● **Given request**:
Copy the lines below as they are; omit the images they contain.

(Data records)
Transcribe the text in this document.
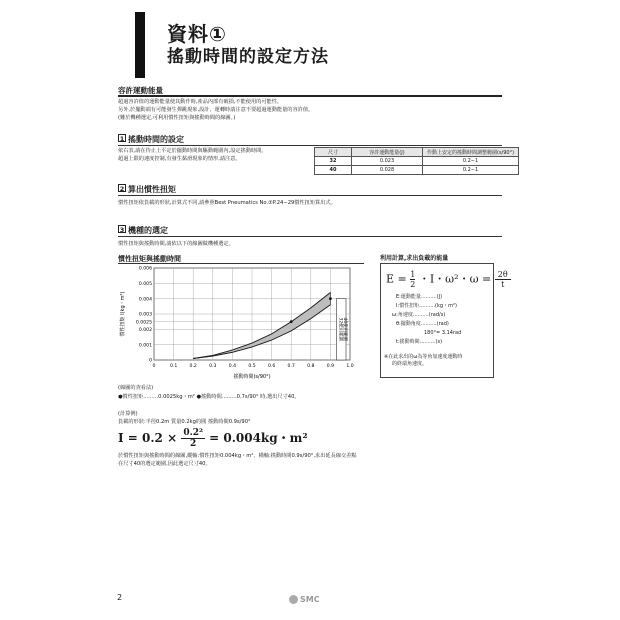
資料①
搖動時間的設定方法
容許運動能量
超過容許值的運動能量使其動作時,產品內部有破損,不能使用的可能性。
另外,於擺動端有可能發生彈跳現象,設計、運轉時請注意不要超過運動能量的容許值。
(難於機種選定,可利用慣性扭矩與搖動時間的線圖。)
1 搖動時間的設定
依右表,請在待止上平定於擺動時間與驅動範圍內,設定搖動時間。
超過上限的速度控制,有發生黏滑現象的情形,請注意。
尺寸	容許運動能量(J)	作動上安定的搖動時間調整範圍(s/90°)
32	0.023	0.2∼1
40	0.028	0.2∼1
2 算出慣性扭矩
慣性扭矩依負載的形狀,計算式不同,請參照Best Pneumatics No.⑦P.24∼29慣性扭矩算出式。
3 機種的選定
慣性扭矩與搖動時間,請依以下的線圖做機種選定。
慣性扭矩與搖動時間
0
0.001
0.002
0.0025
0.003
0.004
0.005
0.006
0	0.1	0.2	0.3	0.4	0.5	0.6	0.7	0.8	0.9	1.0
慣性扭矩 I(kg・m²)
搖動時間(s/90°)
32使用範圍 40使用範圍
利用計算,求出負載的能量
$E = \frac{1}{2}$ ・I・ω²・$\omega = \frac{2\theta}{t}$
E:運動能量..........(J)
I:慣性扭矩..........(kg・m²)
ω:角速度..........(rad/s)
θ:擺動角度..........(rad)
180°= 3.14rad
t:搖動時間..........(s)
※在此求出的ω為等角加速度運動時
的終端角速度。
(線圖的查看法)
●慣性扭矩.........0.0025kg・m² ●搖動時間.........0.7s/90° 時,選出尺寸40。
(計算例)
負載的形狀:半徑0.2m 質量0.2kg的圓 搖動時間0.9s/90°
$I = 0.2 \times \frac{\text{0.2²}}{2} = 0.004kg$・m²
於慣性扭矩與搖動時間的線圖,縱軸:慣性扭矩0.004kg・m²、橫軸:搖動時間0.9s/90°,求出延長線交差點
在尺寸40的選定範圍,因此選定尺寸40。
2	SMC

● **Response**:
Transcribe the text in this document.
資料①
搖動時間的設定方法
容許運動能量
超過容許值的運動能量使其動作時,產品內部有破損,不能使用的可能性。
另外,於擺動端有可能發生彈跳現象,設計、運轉時請注意不要超過運動能量的容許值。
(難於機種選定,可利用慣性扭矩與搖動時間的線圖。)
1 搖動時間的設定
依右表,請在待止上平定於擺動時間與驅動範圍內,設定搖動時間。
超過上限的速度控制,有發生黏滑現象的情形,請注意。
尺寸	容許運動能量(J)	作動上安定的搖動時間調整範圍(s/90°)
32	0.023	0.2∼1
40	0.028	0.2∼1
2 算出慣性扭矩
慣性扭矩依負載的形狀,計算式不同,請參照Best Pneumatics No.⑦P.24∼29慣性扭矩算出式。
3 機種的選定
慣性扭矩與搖動時間,請依以下的線圖做機種選定。
慣性扭矩與搖動時間
0
0.001
0.002
0.0025
0.003
0.004
0.005
0.006
0	0.1	0.2	0.3	0.4	0.5	0.6	0.7	0.8	0.9	1.0
慣性扭矩 I(kg・m²)
搖動時間(s/90°)
32使用範圍 40使用範圍
利用計算,求出負載的能量
$E = \frac{1}{2}$ ・I・ω²・$\omega = \frac{2\theta}{t}$
E:運動能量..........(J)
I:慣性扭矩..........(kg・m²)
ω:角速度..........(rad/s)
θ:擺動角度..........(rad)
180°= 3.14rad
t:搖動時間..........(s)
※在此求出的ω為等角加速度運動時
的終端角速度。
(線圖的查看法)
●慣性扭矩.........0.0025kg・m² ●搖動時間.........0.7s/90° 時,選出尺寸40。
(計算例)
負載的形狀:半徑0.2m 質量0.2kg的圓 搖動時間0.9s/90°
$I = 0.2 \times \frac{\text{0.2²}}{2} = 0.004kg$・m²
於慣性扭矩與搖動時間的線圖,縱軸:慣性扭矩0.004kg・m²、橫軸:搖動時間0.9s/90°,求出延長線交差點
在尺寸40的選定範圍,因此選定尺寸40。
2	SMC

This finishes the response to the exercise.